- Records:
####################
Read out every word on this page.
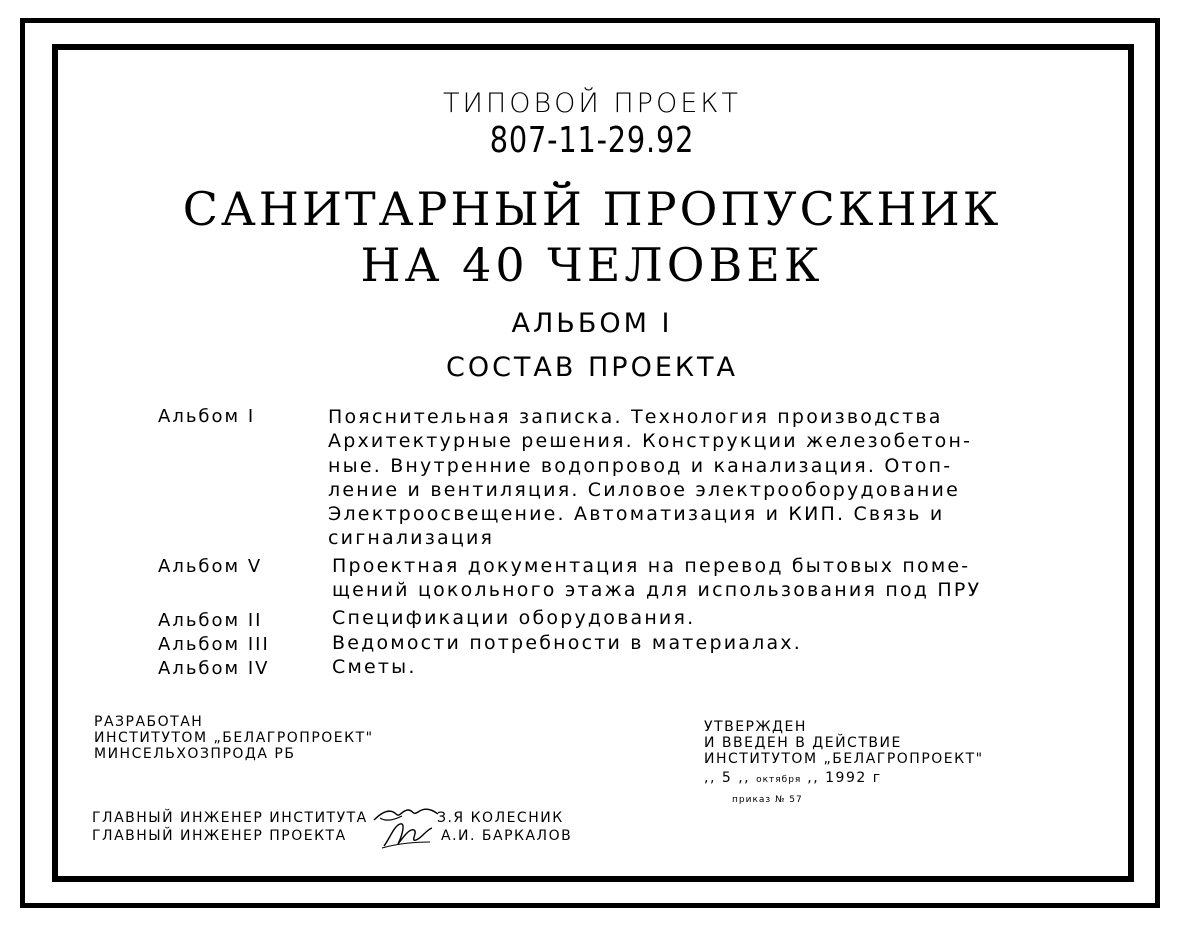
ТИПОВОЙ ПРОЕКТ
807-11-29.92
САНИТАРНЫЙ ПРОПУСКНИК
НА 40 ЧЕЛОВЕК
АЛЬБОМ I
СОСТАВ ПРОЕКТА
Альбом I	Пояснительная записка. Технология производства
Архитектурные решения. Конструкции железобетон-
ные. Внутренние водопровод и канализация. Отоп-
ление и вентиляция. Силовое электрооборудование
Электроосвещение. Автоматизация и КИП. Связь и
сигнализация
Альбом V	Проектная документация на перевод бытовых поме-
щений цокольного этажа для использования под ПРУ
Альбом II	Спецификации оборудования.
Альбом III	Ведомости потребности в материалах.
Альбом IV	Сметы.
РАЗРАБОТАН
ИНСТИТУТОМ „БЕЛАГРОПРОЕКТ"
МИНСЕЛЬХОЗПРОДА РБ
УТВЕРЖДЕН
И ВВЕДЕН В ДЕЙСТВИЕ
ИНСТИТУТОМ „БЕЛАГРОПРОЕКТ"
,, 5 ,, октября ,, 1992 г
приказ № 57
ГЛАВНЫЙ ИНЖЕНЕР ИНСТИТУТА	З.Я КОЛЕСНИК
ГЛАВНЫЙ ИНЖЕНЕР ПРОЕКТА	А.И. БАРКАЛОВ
####################
- What you need to do:
Determine how many lines above contain "ПРОЕКТА" as a word or string. Give the number alone.

- The response:
2